- Problem description: Set down each line of the material that follows, exactly, with no pictures.

--- START OF Extracted data ---

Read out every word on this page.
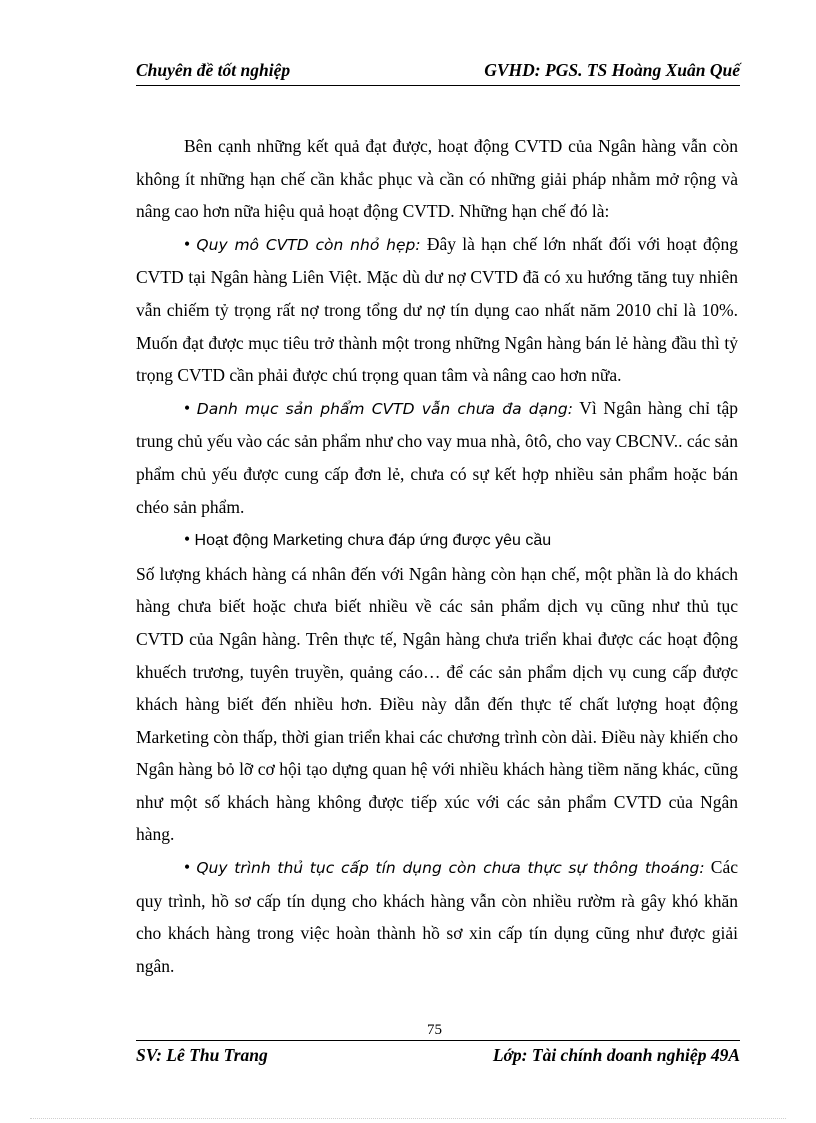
Chuyên đề tốt nghiệp	GVHD: PGS. TS Hoàng Xuân Quế

Bên cạnh những kết quả đạt được, hoạt động CVTD của Ngân hàng vẫn còn không ít những hạn chế cần khắc phục và cần có những giải pháp nhằm mở rộng và nâng cao hơn nữa hiệu quả hoạt động CVTD. Những hạn chế đó là:

• Quy mô CVTD còn nhỏ hẹp: Đây là hạn chế lớn nhất đối với hoạt động CVTD tại Ngân hàng Liên Việt. Mặc dù dư nợ CVTD đã có xu hướng tăng tuy nhiên vẫn chiếm tỷ trọng rất nợ trong tổng dư nợ tín dụng cao nhất năm 2010 chỉ là 10%. Muốn đạt được mục tiêu trở thành một trong những Ngân hàng bán lẻ hàng đầu thì tỷ trọng CVTD cần phải được chú trọng quan tâm và nâng cao hơn nữa.

• Danh mục sản phẩm CVTD vẫn chưa đa dạng: Vì Ngân hàng chỉ tập trung chủ yếu vào các sản phẩm như cho vay mua nhà, ôtô, cho vay CBCNV.. các sản phẩm chủ yếu được cung cấp đơn lẻ, chưa có sự kết hợp nhiều sản phẩm hoặc bán chéo sản phẩm.

• Hoạt động Marketing chưa đáp ứng được yêu cầu

Số lượng khách hàng cá nhân đến với Ngân hàng còn hạn chế, một phần là do khách hàng chưa biết hoặc chưa biết nhiều về các sản phẩm dịch vụ cũng như thủ tục CVTD của Ngân hàng. Trên thực tế, Ngân hàng chưa triển khai được các hoạt động khuếch trương, tuyên truyền, quảng cáo… để các sản phẩm dịch vụ cung cấp được khách hàng biết đến nhiều hơn. Điều này dẫn đến thực tế chất lượng hoạt động Marketing còn thấp, thời gian triển khai các chương trình còn dài. Điều này khiến cho Ngân hàng bỏ lỡ cơ hội tạo dựng quan hệ với nhiều khách hàng tiềm năng khác, cũng như một số khách hàng không được tiếp xúc với các sản phẩm CVTD của Ngân hàng.

• Quy trình thủ tục cấp tín dụng còn chưa thực sự thông thoáng: Các quy trình, hồ sơ cấp tín dụng cho khách hàng vẫn còn nhiều rườm rà gây khó khăn cho khách hàng trong việc hoàn thành hồ sơ xin cấp tín dụng cũng như được giải ngân.

75
SV: Lê Thu Trang	Lớp: Tài chính doanh nghiệp 49A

--- END OF Extracted data ---

- Expected output:
Read out every word on this page.
Chuyên đề tốt nghiệp	GVHD: PGS. TS Hoàng Xuân Quế

Bên cạnh những kết quả đạt được, hoạt động CVTD của Ngân hàng vẫn còn không ít những hạn chế cần khắc phục và cần có những giải pháp nhằm mở rộng và nâng cao hơn nữa hiệu quả hoạt động CVTD. Những hạn chế đó là:

• Quy mô CVTD còn nhỏ hẹp: Đây là hạn chế lớn nhất đối với hoạt động CVTD tại Ngân hàng Liên Việt. Mặc dù dư nợ CVTD đã có xu hướng tăng tuy nhiên vẫn chiếm tỷ trọng rất nợ trong tổng dư nợ tín dụng cao nhất năm 2010 chỉ là 10%. Muốn đạt được mục tiêu trở thành một trong những Ngân hàng bán lẻ hàng đầu thì tỷ trọng CVTD cần phải được chú trọng quan tâm và nâng cao hơn nữa.

• Danh mục sản phẩm CVTD vẫn chưa đa dạng: Vì Ngân hàng chỉ tập trung chủ yếu vào các sản phẩm như cho vay mua nhà, ôtô, cho vay CBCNV.. các sản phẩm chủ yếu được cung cấp đơn lẻ, chưa có sự kết hợp nhiều sản phẩm hoặc bán chéo sản phẩm.

• Hoạt động Marketing chưa đáp ứng được yêu cầu

Số lượng khách hàng cá nhân đến với Ngân hàng còn hạn chế, một phần là do khách hàng chưa biết hoặc chưa biết nhiều về các sản phẩm dịch vụ cũng như thủ tục CVTD của Ngân hàng. Trên thực tế, Ngân hàng chưa triển khai được các hoạt động khuếch trương, tuyên truyền, quảng cáo… để các sản phẩm dịch vụ cung cấp được khách hàng biết đến nhiều hơn. Điều này dẫn đến thực tế chất lượng hoạt động Marketing còn thấp, thời gian triển khai các chương trình còn dài. Điều này khiến cho Ngân hàng bỏ lỡ cơ hội tạo dựng quan hệ với nhiều khách hàng tiềm năng khác, cũng như một số khách hàng không được tiếp xúc với các sản phẩm CVTD của Ngân hàng.

• Quy trình thủ tục cấp tín dụng còn chưa thực sự thông thoáng: Các quy trình, hồ sơ cấp tín dụng cho khách hàng vẫn còn nhiều rườm rà gây khó khăn cho khách hàng trong việc hoàn thành hồ sơ xin cấp tín dụng cũng như được giải ngân.

75
SV: Lê Thu Trang	Lớp: Tài chính doanh nghiệp 49A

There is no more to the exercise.